▼▼▼
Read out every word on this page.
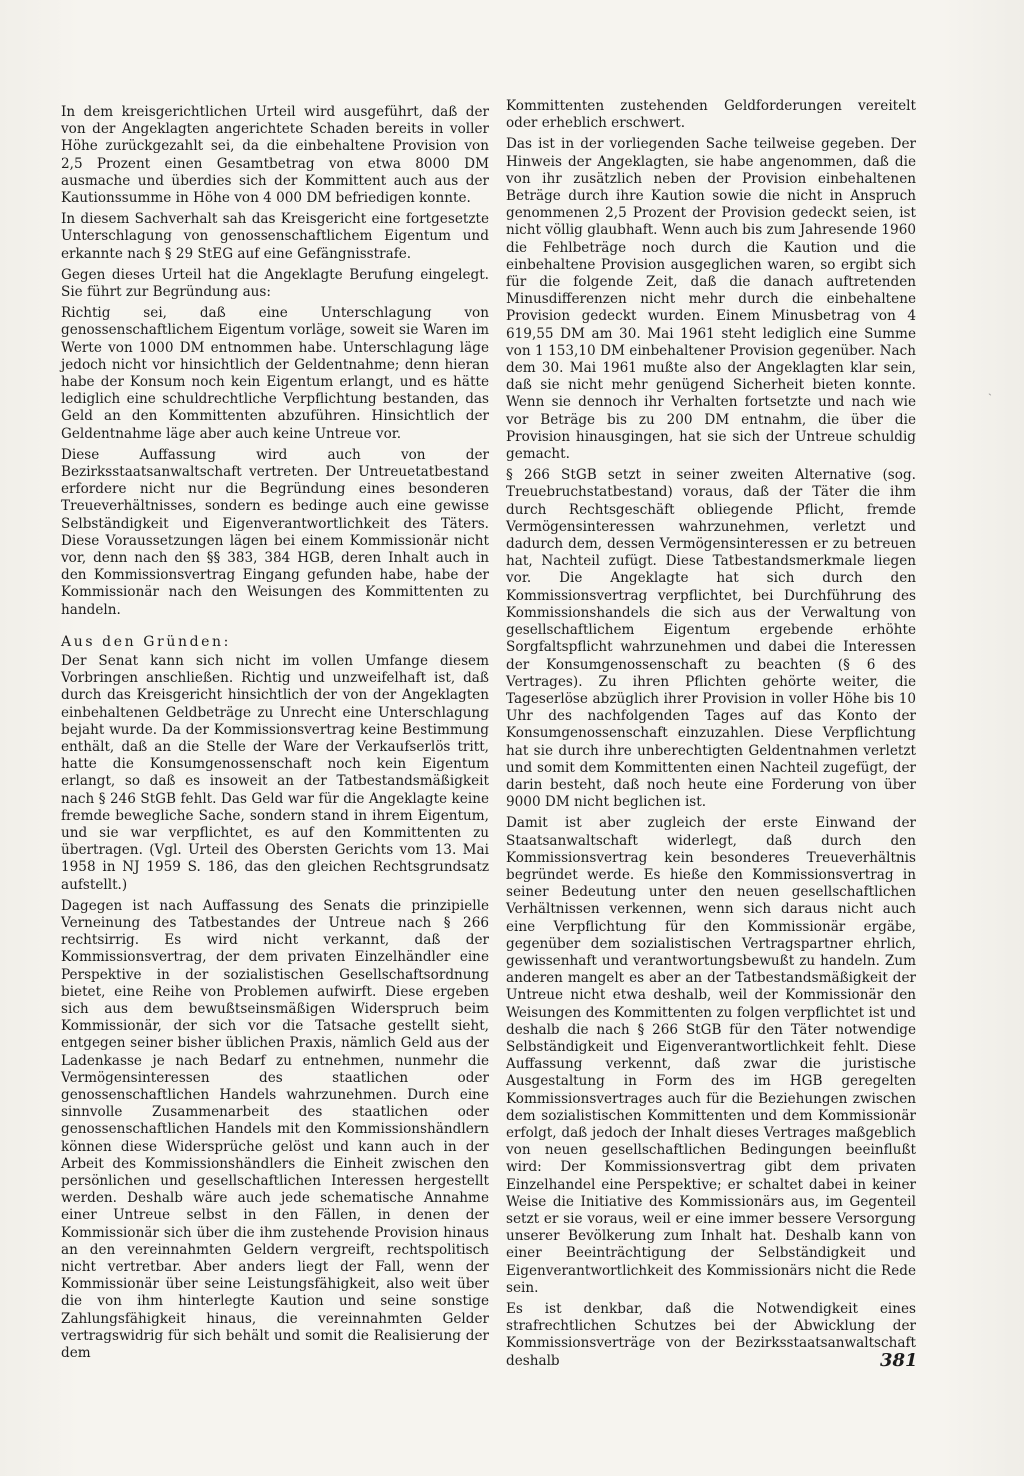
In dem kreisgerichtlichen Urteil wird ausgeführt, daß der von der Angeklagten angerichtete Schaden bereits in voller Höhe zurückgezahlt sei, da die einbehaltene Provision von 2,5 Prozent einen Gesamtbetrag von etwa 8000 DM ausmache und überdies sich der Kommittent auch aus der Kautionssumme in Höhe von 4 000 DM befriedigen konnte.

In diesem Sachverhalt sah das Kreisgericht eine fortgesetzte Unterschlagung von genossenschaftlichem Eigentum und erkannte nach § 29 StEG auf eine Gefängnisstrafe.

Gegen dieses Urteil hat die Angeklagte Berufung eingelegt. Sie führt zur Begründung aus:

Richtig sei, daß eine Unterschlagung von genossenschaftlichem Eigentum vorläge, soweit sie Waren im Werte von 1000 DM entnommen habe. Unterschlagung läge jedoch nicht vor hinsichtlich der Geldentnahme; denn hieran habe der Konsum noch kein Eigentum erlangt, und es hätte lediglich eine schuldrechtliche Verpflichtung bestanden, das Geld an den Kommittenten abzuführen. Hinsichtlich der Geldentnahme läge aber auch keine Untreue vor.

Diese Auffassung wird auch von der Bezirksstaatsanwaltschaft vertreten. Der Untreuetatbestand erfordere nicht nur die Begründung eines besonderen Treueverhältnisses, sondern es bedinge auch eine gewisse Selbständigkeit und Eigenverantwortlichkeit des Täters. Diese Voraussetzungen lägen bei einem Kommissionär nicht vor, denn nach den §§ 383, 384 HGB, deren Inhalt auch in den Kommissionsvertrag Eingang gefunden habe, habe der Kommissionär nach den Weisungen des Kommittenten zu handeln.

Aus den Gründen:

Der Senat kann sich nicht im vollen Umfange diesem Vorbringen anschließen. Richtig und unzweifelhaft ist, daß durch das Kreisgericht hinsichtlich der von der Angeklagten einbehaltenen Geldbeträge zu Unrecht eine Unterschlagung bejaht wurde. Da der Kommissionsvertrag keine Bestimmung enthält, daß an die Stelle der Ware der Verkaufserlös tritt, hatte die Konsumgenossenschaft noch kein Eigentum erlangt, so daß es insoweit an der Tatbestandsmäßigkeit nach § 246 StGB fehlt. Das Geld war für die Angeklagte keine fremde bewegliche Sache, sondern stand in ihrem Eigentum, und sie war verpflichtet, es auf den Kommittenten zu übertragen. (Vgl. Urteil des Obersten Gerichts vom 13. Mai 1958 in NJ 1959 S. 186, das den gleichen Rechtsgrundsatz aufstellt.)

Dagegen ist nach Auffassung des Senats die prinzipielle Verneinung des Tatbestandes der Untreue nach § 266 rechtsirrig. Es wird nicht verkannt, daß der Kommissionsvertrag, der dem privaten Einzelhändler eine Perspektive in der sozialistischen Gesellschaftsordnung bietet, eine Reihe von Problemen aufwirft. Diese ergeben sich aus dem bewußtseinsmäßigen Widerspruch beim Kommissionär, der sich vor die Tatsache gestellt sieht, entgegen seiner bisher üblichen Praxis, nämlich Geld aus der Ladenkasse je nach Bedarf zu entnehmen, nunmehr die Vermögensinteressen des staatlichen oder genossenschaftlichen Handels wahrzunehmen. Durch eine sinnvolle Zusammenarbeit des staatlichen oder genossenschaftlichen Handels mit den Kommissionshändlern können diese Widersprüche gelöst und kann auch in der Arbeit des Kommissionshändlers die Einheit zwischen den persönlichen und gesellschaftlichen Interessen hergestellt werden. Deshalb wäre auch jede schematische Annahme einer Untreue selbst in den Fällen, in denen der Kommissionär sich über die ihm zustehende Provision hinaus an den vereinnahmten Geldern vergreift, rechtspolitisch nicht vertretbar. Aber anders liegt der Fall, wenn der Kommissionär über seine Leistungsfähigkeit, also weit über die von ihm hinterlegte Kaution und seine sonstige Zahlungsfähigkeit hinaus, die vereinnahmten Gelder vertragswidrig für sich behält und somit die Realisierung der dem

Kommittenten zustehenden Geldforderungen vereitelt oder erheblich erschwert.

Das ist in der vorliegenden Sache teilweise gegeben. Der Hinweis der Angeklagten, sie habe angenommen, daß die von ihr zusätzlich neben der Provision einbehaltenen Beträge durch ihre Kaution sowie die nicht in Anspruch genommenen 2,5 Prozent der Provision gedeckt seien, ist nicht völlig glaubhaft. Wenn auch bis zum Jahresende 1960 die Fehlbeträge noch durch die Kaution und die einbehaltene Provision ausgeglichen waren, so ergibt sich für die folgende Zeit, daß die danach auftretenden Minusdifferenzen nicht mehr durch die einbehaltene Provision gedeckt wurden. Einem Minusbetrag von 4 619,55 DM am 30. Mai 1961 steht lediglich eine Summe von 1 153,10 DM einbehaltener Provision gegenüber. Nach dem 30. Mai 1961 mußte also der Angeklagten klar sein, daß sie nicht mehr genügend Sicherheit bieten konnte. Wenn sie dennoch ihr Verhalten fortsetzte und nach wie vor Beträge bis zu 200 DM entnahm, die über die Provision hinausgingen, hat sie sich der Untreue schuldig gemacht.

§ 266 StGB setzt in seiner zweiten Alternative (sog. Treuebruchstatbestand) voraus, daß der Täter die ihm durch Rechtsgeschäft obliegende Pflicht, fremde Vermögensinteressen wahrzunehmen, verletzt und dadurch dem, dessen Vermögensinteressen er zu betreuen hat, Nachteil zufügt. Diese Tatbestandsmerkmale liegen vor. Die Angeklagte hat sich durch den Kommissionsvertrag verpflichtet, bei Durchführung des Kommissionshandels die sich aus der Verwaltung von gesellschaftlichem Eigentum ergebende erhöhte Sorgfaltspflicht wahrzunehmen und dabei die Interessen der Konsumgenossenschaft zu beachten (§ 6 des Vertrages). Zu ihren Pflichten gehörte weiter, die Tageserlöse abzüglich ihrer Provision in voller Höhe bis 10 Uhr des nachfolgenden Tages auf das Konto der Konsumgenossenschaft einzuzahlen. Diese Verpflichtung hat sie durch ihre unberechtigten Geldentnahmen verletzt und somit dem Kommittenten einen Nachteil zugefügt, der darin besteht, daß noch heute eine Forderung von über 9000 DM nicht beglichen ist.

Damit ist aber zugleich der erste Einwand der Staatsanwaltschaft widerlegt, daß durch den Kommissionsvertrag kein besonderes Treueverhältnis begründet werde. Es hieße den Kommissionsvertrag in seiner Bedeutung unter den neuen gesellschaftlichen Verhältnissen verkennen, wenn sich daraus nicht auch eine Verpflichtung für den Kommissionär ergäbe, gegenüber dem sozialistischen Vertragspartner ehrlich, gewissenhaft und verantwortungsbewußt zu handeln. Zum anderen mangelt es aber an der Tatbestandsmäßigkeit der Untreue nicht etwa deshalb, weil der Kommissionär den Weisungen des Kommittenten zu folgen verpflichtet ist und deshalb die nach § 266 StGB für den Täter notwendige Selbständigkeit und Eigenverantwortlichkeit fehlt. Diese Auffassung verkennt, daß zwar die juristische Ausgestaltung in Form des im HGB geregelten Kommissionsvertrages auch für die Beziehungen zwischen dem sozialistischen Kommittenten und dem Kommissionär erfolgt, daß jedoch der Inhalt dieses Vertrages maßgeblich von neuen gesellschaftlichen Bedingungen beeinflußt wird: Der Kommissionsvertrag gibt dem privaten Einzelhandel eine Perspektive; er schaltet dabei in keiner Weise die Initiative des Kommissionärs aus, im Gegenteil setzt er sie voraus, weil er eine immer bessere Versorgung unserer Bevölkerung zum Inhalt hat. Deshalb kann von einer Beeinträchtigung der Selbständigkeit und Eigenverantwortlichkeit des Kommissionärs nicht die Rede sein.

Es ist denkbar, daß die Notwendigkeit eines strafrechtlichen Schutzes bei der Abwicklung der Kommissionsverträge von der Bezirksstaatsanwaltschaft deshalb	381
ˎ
▲▲▲
_WORK INSTRUCTIONS_
Please give the number of lines above containing "fremde" and nothing else.

_SOLUTION FOR THIS EXERCISE_
2